╭──

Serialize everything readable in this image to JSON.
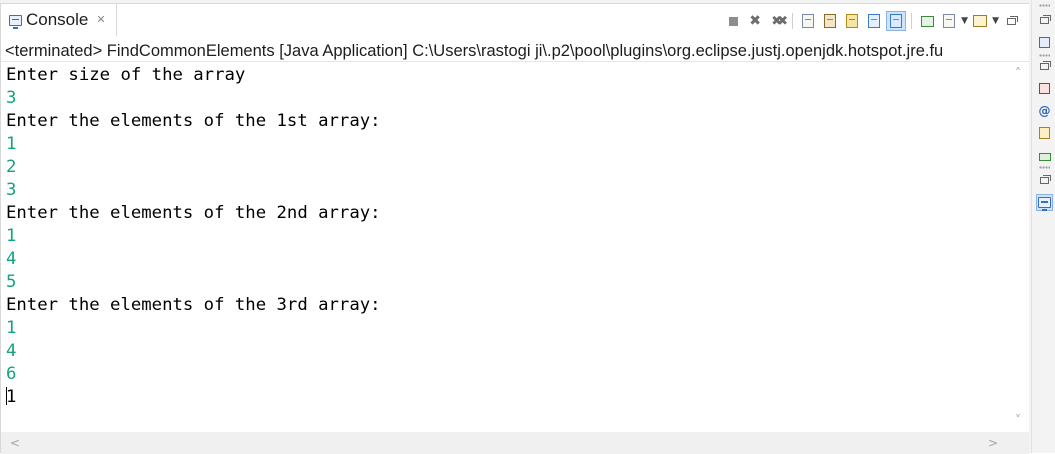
{
  "console_tab": {
    "icon": "console-icon",
    "label": "Console",
    "close_symbol": "✕"
  },
  "toolbar": {
    "buttons": [
      {
        "name": "terminate-icon"
      },
      {
        "name": "remove-launch-icon"
      },
      {
        "name": "remove-all-terminated-icon"
      },
      {
        "name": "scroll-lock-icon"
      },
      {
        "name": "word-wrap-icon"
      },
      {
        "name": "show-on-stdout-icon"
      },
      {
        "name": "show-on-stderr-icon"
      },
      {
        "name": "pin-console-icon"
      },
      {
        "name": "display-selected-console-icon"
      },
      {
        "name": "open-console-icon"
      },
      {
        "name": "minimize-icon"
      }
    ]
  },
  "process_line": "<terminated> FindCommonElements [Java Application] C:\\Users\\rastogi ji\\.p2\\pool\\plugins\\org.eclipse.justj.openjdk.hotspot.jre.fu",
  "output": {
    "lines": [
      {
        "text": "Enter size of the array",
        "kind": "stdout"
      },
      {
        "text": "3",
        "kind": "stdin"
      },
      {
        "text": "Enter the elements of the 1st array:",
        "kind": "stdout"
      },
      {
        "text": "1",
        "kind": "stdin"
      },
      {
        "text": "2",
        "kind": "stdin"
      },
      {
        "text": "3",
        "kind": "stdin"
      },
      {
        "text": "Enter the elements of the 2nd array:",
        "kind": "stdout"
      },
      {
        "text": "1",
        "kind": "stdin"
      },
      {
        "text": "4",
        "kind": "stdin"
      },
      {
        "text": "5",
        "kind": "stdin"
      },
      {
        "text": "Enter the elements of the 3rd array:",
        "kind": "stdout"
      },
      {
        "text": "1",
        "kind": "stdin"
      },
      {
        "text": "4",
        "kind": "stdin"
      },
      {
        "text": "6",
        "kind": "stdin"
      },
      {
        "text": "1",
        "kind": "cursor"
      }
    ]
  },
  "colors": {
    "stdout": "#000000",
    "stdin": "#14a37f",
    "pressed_button": "#cfe3f8"
  },
  "scrollbars": {
    "up_arrow": "˄",
    "down_arrow": "˅",
    "left_arrow": "<",
    "right_arrow": ">"
  },
  "trim": {
    "buttons": [
      {
        "name": "restore-icon"
      },
      {
        "name": "outline-icon"
      },
      {
        "name": "restore-icon"
      },
      {
        "name": "problems-icon"
      },
      {
        "name": "javadoc-icon"
      },
      {
        "name": "declaration-icon"
      },
      {
        "name": "servers-icon"
      },
      {
        "name": "restore-icon"
      },
      {
        "name": "console-icon"
      }
    ]
  }
}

╰──

#### TASK PROMPT
Reproduce the listing exactly. Leave its pictures out.

#### FINAL ANSWER
Serialize everything readable in this image to JSON.
{
  "console_tab": {
    "icon": "console-icon",
    "label": "Console",
    "close_symbol": "✕"
  },
  "toolbar": {
    "buttons": [
      {
        "name": "terminate-icon"
      },
      {
        "name": "remove-launch-icon"
      },
      {
        "name": "remove-all-terminated-icon"
      },
      {
        "name": "scroll-lock-icon"
      },
      {
        "name": "word-wrap-icon"
      },
      {
        "name": "show-on-stdout-icon"
      },
      {
        "name": "show-on-stderr-icon"
      },
      {
        "name": "pin-console-icon"
      },
      {
        "name": "display-selected-console-icon"
      },
      {
        "name": "open-console-icon"
      },
      {
        "name": "minimize-icon"
      }
    ]
  },
  "process_line": "<terminated> FindCommonElements [Java Application] C:\\Users\\rastogi ji\\.p2\\pool\\plugins\\org.eclipse.justj.openjdk.hotspot.jre.fu",
  "output": {
    "lines": [
      {
        "text": "Enter size of the array",
        "kind": "stdout"
      },
      {
        "text": "3",
        "kind": "stdin"
      },
      {
        "text": "Enter the elements of the 1st array:",
        "kind": "stdout"
      },
      {
        "text": "1",
        "kind": "stdin"
      },
      {
        "text": "2",
        "kind": "stdin"
      },
      {
        "text": "3",
        "kind": "stdin"
      },
      {
        "text": "Enter the elements of the 2nd array:",
        "kind": "stdout"
      },
      {
        "text": "1",
        "kind": "stdin"
      },
      {
        "text": "4",
        "kind": "stdin"
      },
      {
        "text": "5",
        "kind": "stdin"
      },
      {
        "text": "Enter the elements of the 3rd array:",
        "kind": "stdout"
      },
      {
        "text": "1",
        "kind": "stdin"
      },
      {
        "text": "4",
        "kind": "stdin"
      },
      {
        "text": "6",
        "kind": "stdin"
      },
      {
        "text": "1",
        "kind": "cursor"
      }
    ]
  },
  "colors": {
    "stdout": "#000000",
    "stdin": "#14a37f",
    "pressed_button": "#cfe3f8"
  },
  "scrollbars": {
    "up_arrow": "˄",
    "down_arrow": "˅",
    "left_arrow": "<",
    "right_arrow": ">"
  },
  "trim": {
    "buttons": [
      {
        "name": "restore-icon"
      },
      {
        "name": "outline-icon"
      },
      {
        "name": "restore-icon"
      },
      {
        "name": "problems-icon"
      },
      {
        "name": "javadoc-icon"
      },
      {
        "name": "declaration-icon"
      },
      {
        "name": "servers-icon"
      },
      {
        "name": "restore-icon"
      },
      {
        "name": "console-icon"
      }
    ]
  }
}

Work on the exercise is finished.